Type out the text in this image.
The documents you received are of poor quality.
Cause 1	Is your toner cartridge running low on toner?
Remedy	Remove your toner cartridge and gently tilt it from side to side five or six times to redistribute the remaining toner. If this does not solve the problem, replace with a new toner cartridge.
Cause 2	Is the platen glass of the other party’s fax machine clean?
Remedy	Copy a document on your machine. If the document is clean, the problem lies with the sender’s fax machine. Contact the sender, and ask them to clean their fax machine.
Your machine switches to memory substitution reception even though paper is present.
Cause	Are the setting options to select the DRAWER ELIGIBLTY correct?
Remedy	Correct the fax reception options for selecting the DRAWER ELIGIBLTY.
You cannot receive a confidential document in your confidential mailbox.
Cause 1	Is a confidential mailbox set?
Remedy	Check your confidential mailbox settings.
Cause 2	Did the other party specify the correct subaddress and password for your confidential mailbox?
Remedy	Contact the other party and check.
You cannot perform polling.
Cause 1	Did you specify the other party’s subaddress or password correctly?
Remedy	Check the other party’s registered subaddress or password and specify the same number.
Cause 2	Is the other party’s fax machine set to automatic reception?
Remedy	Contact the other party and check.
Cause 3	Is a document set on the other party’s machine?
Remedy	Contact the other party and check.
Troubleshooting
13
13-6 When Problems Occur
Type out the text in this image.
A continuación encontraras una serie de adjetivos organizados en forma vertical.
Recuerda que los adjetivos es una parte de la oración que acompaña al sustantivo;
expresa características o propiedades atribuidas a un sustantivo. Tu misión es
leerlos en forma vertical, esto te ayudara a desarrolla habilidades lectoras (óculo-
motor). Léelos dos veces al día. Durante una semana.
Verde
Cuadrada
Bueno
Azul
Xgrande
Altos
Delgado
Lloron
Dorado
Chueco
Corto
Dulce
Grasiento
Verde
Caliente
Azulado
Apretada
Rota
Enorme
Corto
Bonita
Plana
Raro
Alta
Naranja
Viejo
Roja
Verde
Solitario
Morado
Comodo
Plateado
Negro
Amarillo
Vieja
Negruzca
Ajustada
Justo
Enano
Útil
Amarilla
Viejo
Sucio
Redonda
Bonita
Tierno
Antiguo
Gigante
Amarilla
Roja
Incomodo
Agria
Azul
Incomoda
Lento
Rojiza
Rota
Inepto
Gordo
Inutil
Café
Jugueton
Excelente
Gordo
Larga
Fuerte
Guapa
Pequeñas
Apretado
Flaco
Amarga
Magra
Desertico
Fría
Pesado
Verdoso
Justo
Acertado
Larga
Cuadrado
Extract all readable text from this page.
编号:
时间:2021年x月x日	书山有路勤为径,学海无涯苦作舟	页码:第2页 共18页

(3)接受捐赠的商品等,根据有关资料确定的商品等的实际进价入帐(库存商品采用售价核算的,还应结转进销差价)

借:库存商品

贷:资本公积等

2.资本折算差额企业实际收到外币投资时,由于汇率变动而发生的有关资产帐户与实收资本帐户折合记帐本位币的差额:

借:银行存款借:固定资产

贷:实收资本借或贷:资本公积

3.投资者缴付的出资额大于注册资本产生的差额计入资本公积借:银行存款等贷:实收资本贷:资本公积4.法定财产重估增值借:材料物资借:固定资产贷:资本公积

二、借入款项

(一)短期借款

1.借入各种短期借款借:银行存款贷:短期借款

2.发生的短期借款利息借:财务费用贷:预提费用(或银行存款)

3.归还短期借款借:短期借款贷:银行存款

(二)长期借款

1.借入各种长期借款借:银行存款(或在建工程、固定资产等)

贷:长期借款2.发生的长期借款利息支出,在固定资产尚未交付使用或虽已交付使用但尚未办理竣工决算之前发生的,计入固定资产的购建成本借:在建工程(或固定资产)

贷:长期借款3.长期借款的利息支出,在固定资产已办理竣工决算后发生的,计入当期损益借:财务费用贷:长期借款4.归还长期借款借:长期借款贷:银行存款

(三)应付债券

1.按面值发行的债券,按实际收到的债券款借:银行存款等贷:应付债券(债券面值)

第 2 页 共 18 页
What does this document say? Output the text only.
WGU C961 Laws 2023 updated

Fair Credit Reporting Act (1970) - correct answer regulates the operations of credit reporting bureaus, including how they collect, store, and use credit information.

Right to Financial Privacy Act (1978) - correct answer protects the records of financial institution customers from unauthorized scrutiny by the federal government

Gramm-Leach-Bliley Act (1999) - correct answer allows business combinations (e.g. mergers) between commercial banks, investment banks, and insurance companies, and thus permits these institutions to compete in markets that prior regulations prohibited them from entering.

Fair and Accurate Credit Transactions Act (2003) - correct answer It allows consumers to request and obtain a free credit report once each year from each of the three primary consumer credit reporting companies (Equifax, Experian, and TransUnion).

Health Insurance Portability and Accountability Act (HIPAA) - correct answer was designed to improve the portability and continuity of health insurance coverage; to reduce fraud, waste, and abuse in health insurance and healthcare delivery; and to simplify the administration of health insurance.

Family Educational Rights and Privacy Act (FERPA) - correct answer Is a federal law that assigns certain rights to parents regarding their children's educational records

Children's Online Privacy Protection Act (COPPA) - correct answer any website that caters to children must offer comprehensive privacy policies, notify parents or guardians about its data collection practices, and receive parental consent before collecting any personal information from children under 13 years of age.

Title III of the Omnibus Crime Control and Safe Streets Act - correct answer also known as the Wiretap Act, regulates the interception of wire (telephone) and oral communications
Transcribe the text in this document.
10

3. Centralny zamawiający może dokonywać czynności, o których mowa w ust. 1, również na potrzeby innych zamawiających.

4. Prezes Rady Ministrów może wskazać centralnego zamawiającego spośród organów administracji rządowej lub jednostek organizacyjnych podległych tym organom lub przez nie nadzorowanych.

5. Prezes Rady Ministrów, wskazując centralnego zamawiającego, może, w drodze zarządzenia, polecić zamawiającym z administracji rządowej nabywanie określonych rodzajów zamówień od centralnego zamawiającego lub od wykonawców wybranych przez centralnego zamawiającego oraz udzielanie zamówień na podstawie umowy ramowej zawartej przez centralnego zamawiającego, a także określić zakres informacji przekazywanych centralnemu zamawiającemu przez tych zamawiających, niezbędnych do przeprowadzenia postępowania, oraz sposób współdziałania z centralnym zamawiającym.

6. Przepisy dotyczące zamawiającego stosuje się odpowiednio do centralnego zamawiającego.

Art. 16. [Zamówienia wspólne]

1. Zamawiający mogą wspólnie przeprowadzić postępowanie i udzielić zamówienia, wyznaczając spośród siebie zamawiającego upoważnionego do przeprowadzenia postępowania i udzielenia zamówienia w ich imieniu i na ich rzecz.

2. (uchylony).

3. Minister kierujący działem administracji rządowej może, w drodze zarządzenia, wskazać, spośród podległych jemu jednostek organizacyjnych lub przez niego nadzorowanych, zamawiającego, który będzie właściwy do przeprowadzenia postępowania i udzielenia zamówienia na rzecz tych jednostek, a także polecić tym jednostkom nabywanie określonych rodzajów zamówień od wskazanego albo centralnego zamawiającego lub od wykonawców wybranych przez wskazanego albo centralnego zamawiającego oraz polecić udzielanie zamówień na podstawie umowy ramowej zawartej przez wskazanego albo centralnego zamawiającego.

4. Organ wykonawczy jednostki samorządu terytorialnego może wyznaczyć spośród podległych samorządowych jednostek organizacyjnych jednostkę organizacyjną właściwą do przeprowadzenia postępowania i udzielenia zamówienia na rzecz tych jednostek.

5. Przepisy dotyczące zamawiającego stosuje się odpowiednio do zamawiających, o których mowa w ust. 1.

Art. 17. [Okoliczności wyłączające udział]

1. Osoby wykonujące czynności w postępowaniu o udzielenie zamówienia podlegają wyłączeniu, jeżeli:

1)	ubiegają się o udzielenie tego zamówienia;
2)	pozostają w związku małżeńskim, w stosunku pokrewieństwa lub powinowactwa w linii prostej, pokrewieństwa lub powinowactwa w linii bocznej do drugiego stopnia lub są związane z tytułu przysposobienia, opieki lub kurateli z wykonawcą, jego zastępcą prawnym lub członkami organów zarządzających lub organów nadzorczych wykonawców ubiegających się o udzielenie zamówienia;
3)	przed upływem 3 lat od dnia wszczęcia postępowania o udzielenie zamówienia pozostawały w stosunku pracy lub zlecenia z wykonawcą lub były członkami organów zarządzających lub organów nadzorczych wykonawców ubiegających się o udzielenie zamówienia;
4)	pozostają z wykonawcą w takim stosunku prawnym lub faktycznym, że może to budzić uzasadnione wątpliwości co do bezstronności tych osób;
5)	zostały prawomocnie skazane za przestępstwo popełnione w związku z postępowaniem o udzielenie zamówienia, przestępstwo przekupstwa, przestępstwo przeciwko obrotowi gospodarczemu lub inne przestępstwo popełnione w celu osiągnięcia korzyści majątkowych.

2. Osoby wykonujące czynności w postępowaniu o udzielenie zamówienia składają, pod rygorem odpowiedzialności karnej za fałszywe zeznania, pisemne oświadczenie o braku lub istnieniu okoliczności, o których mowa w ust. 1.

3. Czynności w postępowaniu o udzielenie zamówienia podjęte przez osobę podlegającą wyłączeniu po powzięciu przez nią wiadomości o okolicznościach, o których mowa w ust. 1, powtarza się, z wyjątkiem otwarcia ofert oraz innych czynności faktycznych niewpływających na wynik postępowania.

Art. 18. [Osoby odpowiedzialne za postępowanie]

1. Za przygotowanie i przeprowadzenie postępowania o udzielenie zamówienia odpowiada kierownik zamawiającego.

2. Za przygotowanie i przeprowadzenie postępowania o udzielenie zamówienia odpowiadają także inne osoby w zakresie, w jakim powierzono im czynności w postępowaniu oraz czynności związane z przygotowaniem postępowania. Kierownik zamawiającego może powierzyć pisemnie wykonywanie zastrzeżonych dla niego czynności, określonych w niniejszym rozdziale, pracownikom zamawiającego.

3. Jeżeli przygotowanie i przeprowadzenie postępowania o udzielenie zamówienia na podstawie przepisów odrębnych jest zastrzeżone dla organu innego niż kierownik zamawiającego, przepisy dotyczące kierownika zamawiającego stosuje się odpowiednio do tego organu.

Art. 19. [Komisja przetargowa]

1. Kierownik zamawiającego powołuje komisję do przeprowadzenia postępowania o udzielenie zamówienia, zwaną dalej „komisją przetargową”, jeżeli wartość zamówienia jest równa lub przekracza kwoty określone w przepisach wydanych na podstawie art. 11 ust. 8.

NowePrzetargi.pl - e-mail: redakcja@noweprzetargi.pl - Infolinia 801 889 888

* * *

- [EXERCISE DESCRIPTION] Go over the records above line by line and count those holding the word "ubiegających". Reply only with the number.

- [CORRECT RESPONSE] 2